**Challenge**:
Identify and copy all lines of the material where the string "зазвичай" is found.

**Input for this task**:
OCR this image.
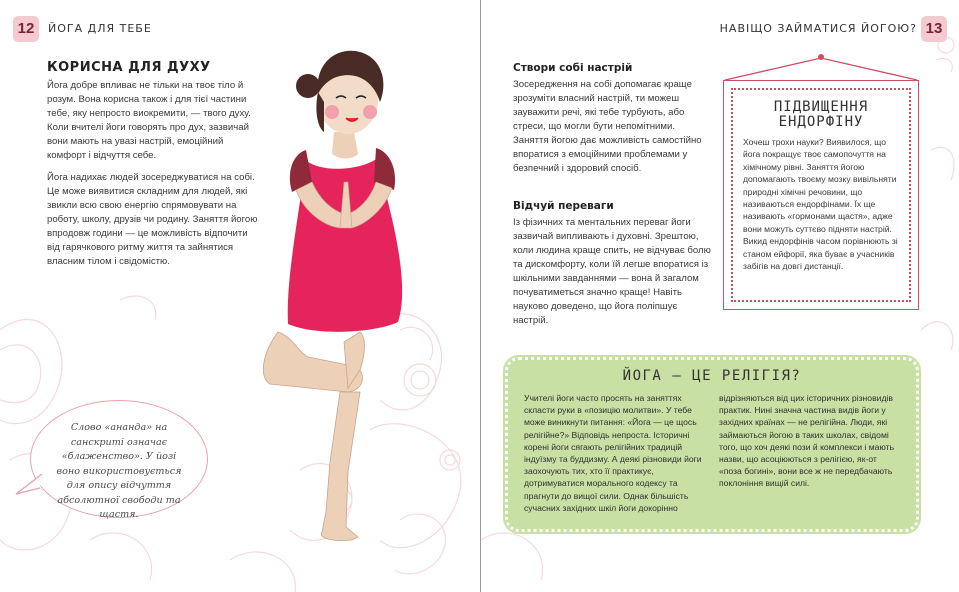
12	ЙОГА ДЛЯ ТЕБЕ
КОРИСНА ДЛЯ ДУХУ

Йога добре впливає не тільки на твоє тіло й розум. Вона корисна також і для тієї частини тебе, яку непросто виокремити, — твого духу. Коли вчителі йоги говорять про дух, зазвичай вони мають на увазі настрій, емоційний комфорт і відчуття себе.

Йога надихає людей зосереджуватися на собі. Це може виявитися складним для людей, які звикли всю свою енергію спрямовувати на роботу, школу, друзів чи родину. Заняття йогою впродовж години — це можливість відпочити від гарячкового ритму життя та зайнятися власним тілом і свідомістю.

Слово «ананда» на санскриті означає «блаженство». У йозі воно використовується для опису відчуття абсолютної свободи та щастя.
НАВІЩО ЗАЙМАТИСЯ ЙОГОЮ? 13
Створи собі настрій
Зосередження на собі допомагає краще зрозуміти власний настрій, ти можеш зауважити речі, які тебе турбують, або стреси, що могли бути непомітними. Заняття йогою дає можливість самостійно впоратися з емоційними проблемами у безпечний і здоровий спосіб.
Відчуй переваги
Із фізичних та ментальних переваг йоги зазвичай випливають і духовні. Зрештою, коли людина краще спить, не відчуває болю та дискомфорту, коли їй легше впоратися із шкільними завданнями — вона й загалом почуватиметься значно краще! Навіть науково доведено, що йога поліпшує настрій.
ПІДВИЩЕННЯ ЕНДОРФІНУ
Хочеш трохи науки? Виявилося, що йога покращує твоє самопочуття на хімічному рівні. Заняття йогою допомагають твоєму мозку вивільняти природні хімічні речовини, що називаються ендорфінами. Їх ще називають «гормонами щастя», адже вони можуть суттєво підняти настрій. Викид ендорфінів часом порівнюють зі станом ейфорії, яка буває в учасників забігів на довгі дистанції.
ЙОГА — ЦЕ РЕЛІГІЯ?
Учителі йоги часто просять на заняттях скласти руки в «позицію молитви». У тебе може виникнути питання: «Йога — це щось релігійне?» Відповідь непроста. Історичні корені йоги сягають релігійних традицій індуїзму та буддизму. А деякі різновиди йоги заохочують тих, хто її практикує, дотримуватися морального кодексу та прагнути до вищої сили. Однак більшість сучасних західних шкіл йоги докорінно
відрізняються від цих історичних різновидів практик. Нині значна частина видів йоги у західних країнах — не релігійна. Люди, які займаються йогою в таких школах, свідомі того, що хоч деякі пози й комплекси і мають назви, що асоціюються з релігією, як-от «поза богині», вони все ж не передбачають поклоніння вищій силі.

**Answer to this exercise**:
Йога добре впливає не тільки на твоє тіло й розум. Вона корисна також і для тієї частини тебе, яку непросто виокремити, — твого духу. Коли вчителі йоги говорять про дух, зазвичай вони мають на увазі настрій, емоційний комфорт і відчуття себе.
Із фізичних та ментальних переваг йоги зазвичай випливають і духовні. Зрештою, коли людина краще спить, не відчуває болю та дискомфорту, коли їй легше впоратися із шкільними завданнями — вона й загалом почуватиметься значно краще! Навіть науково доведено, що йога поліпшує настрій.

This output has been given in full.